Entries |
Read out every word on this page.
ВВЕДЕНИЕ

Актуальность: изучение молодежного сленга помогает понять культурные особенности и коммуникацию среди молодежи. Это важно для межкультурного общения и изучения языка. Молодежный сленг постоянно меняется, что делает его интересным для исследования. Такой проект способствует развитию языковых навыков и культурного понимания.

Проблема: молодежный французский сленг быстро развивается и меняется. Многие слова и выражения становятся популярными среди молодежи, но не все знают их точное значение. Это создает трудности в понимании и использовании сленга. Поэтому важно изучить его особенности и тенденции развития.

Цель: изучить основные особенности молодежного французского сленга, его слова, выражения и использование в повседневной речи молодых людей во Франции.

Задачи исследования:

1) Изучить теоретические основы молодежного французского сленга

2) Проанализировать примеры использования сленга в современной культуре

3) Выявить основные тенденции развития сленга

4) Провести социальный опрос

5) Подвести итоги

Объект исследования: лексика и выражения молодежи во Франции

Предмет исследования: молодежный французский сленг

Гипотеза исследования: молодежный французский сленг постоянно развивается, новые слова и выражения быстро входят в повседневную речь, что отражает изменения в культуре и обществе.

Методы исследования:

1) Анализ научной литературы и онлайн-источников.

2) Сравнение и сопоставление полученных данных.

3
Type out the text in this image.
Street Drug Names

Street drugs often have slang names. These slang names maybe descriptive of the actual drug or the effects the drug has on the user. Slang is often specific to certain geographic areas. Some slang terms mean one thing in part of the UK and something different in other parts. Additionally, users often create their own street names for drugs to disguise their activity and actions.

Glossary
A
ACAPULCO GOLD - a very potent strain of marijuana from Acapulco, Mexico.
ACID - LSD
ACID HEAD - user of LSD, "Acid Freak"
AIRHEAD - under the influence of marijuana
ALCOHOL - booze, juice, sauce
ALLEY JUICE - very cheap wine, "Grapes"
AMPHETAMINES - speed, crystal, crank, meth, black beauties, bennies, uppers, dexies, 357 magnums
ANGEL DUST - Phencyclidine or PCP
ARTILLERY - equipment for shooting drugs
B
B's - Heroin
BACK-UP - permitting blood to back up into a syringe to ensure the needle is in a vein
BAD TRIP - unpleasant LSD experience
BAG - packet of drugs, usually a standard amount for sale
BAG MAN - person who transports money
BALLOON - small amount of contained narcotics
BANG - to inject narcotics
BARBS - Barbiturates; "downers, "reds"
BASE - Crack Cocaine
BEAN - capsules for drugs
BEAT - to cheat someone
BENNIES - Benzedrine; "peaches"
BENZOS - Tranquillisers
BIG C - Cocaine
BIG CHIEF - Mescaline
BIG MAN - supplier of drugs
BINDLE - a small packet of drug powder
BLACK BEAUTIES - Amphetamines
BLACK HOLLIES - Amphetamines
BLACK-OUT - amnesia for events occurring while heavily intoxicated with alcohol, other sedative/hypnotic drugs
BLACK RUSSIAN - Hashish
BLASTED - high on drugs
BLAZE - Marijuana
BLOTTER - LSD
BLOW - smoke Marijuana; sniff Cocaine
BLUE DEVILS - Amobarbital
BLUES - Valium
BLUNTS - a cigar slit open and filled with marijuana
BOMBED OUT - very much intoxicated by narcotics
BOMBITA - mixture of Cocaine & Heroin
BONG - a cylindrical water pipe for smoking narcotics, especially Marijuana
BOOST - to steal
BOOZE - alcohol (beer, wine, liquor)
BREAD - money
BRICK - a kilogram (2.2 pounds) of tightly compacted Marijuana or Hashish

Goal |
Find the word "сленга" in the material, then list each line that holds it.

Response below |
Актуальность: изучение молодежного сленга помогает понять культурные особенности и коммуникацию среди молодежи. Это важно для межкультурного общения и изучения языка. Молодежный сленг постоянно меняется, что делает его интересным для исследования. Такой проект способствует развитию языковых навыков и культурного понимания.
Проблема: молодежный французский сленг быстро развивается и меняется. Многие слова и выражения становятся популярными среди молодежи, но не все знают их точное значение. Это создает трудности в понимании и использовании сленга. Поэтому важно изучить его особенности и тенденции развития.
Цель: изучить основные особенности молодежного французского сленга, его слова, выражения и использование в повседневной речи молодых людей во Франции.
1) Изучить теоретические основы молодежного французского сленга
2) Проанализировать примеры использования сленга в современной культуре
3) Выявить основные тенденции развития сленга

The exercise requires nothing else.